### Assigned task
Your reply is to be the lines below, exactly as written, with images omitted.

═══

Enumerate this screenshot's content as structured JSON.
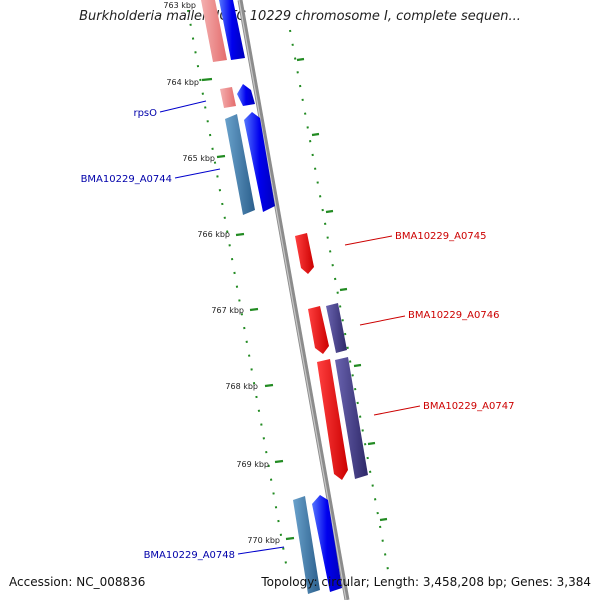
{
  "title": "Burkholderia mallei NCTC 10229 chromosome I, complete sequen...",
  "footer": {
    "accession": "Accession: NC_008836",
    "summary": "Topology: circular; Length: 3,458,208 bp; Genes: 3,384"
  },
  "colors": {
    "forward_cds": "#0000ee",
    "forward_cds_pale": "#ee8888",
    "forward_gene": "#3a78a8",
    "reverse_cds": "#ee0000",
    "reverse_gene": "#443c88",
    "tick": "#228b22",
    "backbone": "#888888",
    "label_forward": "#0000aa",
    "label_reverse": "#cc0000"
  },
  "ticks": [
    "763 kbp",
    "764 kbp",
    "765 kbp",
    "766 kbp",
    "767 kbp",
    "768 kbp",
    "769 kbp",
    "770 kbp"
  ],
  "labels": {
    "rpsO": "rpsO",
    "a0744": "BMA10229_A0744",
    "a0745": "BMA10229_A0745",
    "a0746": "BMA10229_A0746",
    "a0747": "BMA10229_A0747",
    "a0748": "BMA10229_A0748"
  }
}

═══

### Result
Enumerate this screenshot's content as structured JSON.
{
  "title": "Burkholderia mallei NCTC 10229 chromosome I, complete sequen...",
  "footer": {
    "accession": "Accession: NC_008836",
    "summary": "Topology: circular; Length: 3,458,208 bp; Genes: 3,384"
  },
  "colors": {
    "forward_cds": "#0000ee",
    "forward_cds_pale": "#ee8888",
    "forward_gene": "#3a78a8",
    "reverse_cds": "#ee0000",
    "reverse_gene": "#443c88",
    "tick": "#228b22",
    "backbone": "#888888",
    "label_forward": "#0000aa",
    "label_reverse": "#cc0000"
  },
  "ticks": [
    "763 kbp",
    "764 kbp",
    "765 kbp",
    "766 kbp",
    "767 kbp",
    "768 kbp",
    "769 kbp",
    "770 kbp"
  ],
  "labels": {
    "rpsO": "rpsO",
    "a0744": "BMA10229_A0744",
    "a0745": "BMA10229_A0745",
    "a0746": "BMA10229_A0746",
    "a0747": "BMA10229_A0747",
    "a0748": "BMA10229_A0748"
  }
}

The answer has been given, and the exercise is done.